> Task to carry out: The entries below should be set down again exactly, with every picture left out.

> Excerpts from a dataset:
# # # # # # #

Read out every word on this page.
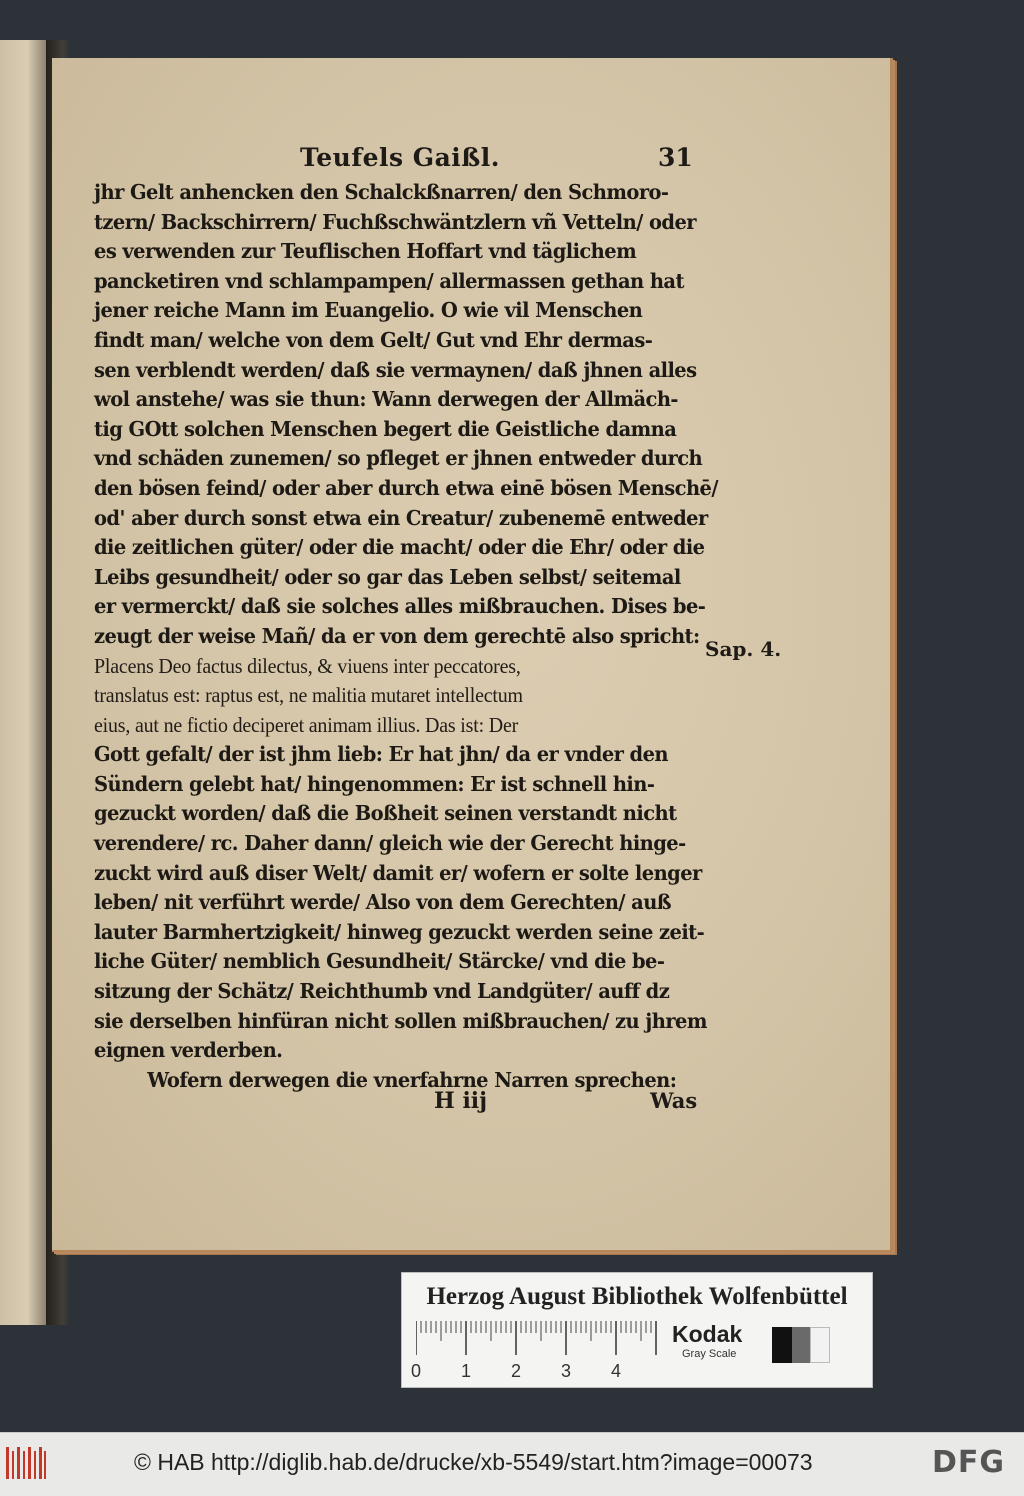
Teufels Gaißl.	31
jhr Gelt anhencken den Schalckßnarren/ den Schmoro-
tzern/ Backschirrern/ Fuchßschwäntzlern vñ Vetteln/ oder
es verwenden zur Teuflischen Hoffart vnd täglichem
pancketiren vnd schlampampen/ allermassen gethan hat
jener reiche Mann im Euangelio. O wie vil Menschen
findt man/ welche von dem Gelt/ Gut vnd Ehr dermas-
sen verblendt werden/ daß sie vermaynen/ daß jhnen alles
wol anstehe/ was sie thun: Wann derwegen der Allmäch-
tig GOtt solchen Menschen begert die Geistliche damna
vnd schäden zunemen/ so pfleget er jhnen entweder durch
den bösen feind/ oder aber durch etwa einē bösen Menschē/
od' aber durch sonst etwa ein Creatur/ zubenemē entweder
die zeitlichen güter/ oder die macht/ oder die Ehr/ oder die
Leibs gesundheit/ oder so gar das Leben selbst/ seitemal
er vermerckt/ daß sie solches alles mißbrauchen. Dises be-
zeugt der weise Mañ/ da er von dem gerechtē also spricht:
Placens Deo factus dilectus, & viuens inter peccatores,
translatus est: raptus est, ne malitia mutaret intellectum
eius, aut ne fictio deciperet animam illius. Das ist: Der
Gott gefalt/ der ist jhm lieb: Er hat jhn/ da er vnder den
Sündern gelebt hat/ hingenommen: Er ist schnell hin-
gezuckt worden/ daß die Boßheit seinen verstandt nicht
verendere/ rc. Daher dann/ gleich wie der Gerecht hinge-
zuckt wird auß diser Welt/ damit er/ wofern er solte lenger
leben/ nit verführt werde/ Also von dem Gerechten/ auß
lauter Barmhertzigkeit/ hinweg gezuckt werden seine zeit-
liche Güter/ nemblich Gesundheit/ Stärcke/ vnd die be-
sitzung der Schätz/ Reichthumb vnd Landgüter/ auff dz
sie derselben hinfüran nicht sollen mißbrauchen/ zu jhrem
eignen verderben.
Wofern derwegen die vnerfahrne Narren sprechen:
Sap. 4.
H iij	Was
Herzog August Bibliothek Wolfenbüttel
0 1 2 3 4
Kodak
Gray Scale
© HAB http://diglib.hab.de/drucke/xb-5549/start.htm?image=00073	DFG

# # # # # # #

> Answer section:
Read out every word on this page.
Teufels Gaißl.	31
jhr Gelt anhencken den Schalckßnarren/ den Schmoro-
tzern/ Backschirrern/ Fuchßschwäntzlern vñ Vetteln/ oder
es verwenden zur Teuflischen Hoffart vnd täglichem
pancketiren vnd schlampampen/ allermassen gethan hat
jener reiche Mann im Euangelio. O wie vil Menschen
findt man/ welche von dem Gelt/ Gut vnd Ehr dermas-
sen verblendt werden/ daß sie vermaynen/ daß jhnen alles
wol anstehe/ was sie thun: Wann derwegen der Allmäch-
tig GOtt solchen Menschen begert die Geistliche damna
vnd schäden zunemen/ so pfleget er jhnen entweder durch
den bösen feind/ oder aber durch etwa einē bösen Menschē/
od' aber durch sonst etwa ein Creatur/ zubenemē entweder
die zeitlichen güter/ oder die macht/ oder die Ehr/ oder die
Leibs gesundheit/ oder so gar das Leben selbst/ seitemal
er vermerckt/ daß sie solches alles mißbrauchen. Dises be-
zeugt der weise Mañ/ da er von dem gerechtē also spricht:
Placens Deo factus dilectus, & viuens inter peccatores,
translatus est: raptus est, ne malitia mutaret intellectum
eius, aut ne fictio deciperet animam illius. Das ist: Der
Gott gefalt/ der ist jhm lieb: Er hat jhn/ da er vnder den
Sündern gelebt hat/ hingenommen: Er ist schnell hin-
gezuckt worden/ daß die Boßheit seinen verstandt nicht
verendere/ rc. Daher dann/ gleich wie der Gerecht hinge-
zuckt wird auß diser Welt/ damit er/ wofern er solte lenger
leben/ nit verführt werde/ Also von dem Gerechten/ auß
lauter Barmhertzigkeit/ hinweg gezuckt werden seine zeit-
liche Güter/ nemblich Gesundheit/ Stärcke/ vnd die be-
sitzung der Schätz/ Reichthumb vnd Landgüter/ auff dz
sie derselben hinfüran nicht sollen mißbrauchen/ zu jhrem
eignen verderben.
Wofern derwegen die vnerfahrne Narren sprechen:
Sap. 4.
H iij	Was
Herzog August Bibliothek Wolfenbüttel
0 1 2 3 4
Kodak
Gray Scale
© HAB http://diglib.hab.de/drucke/xb-5549/start.htm?image=00073	DFG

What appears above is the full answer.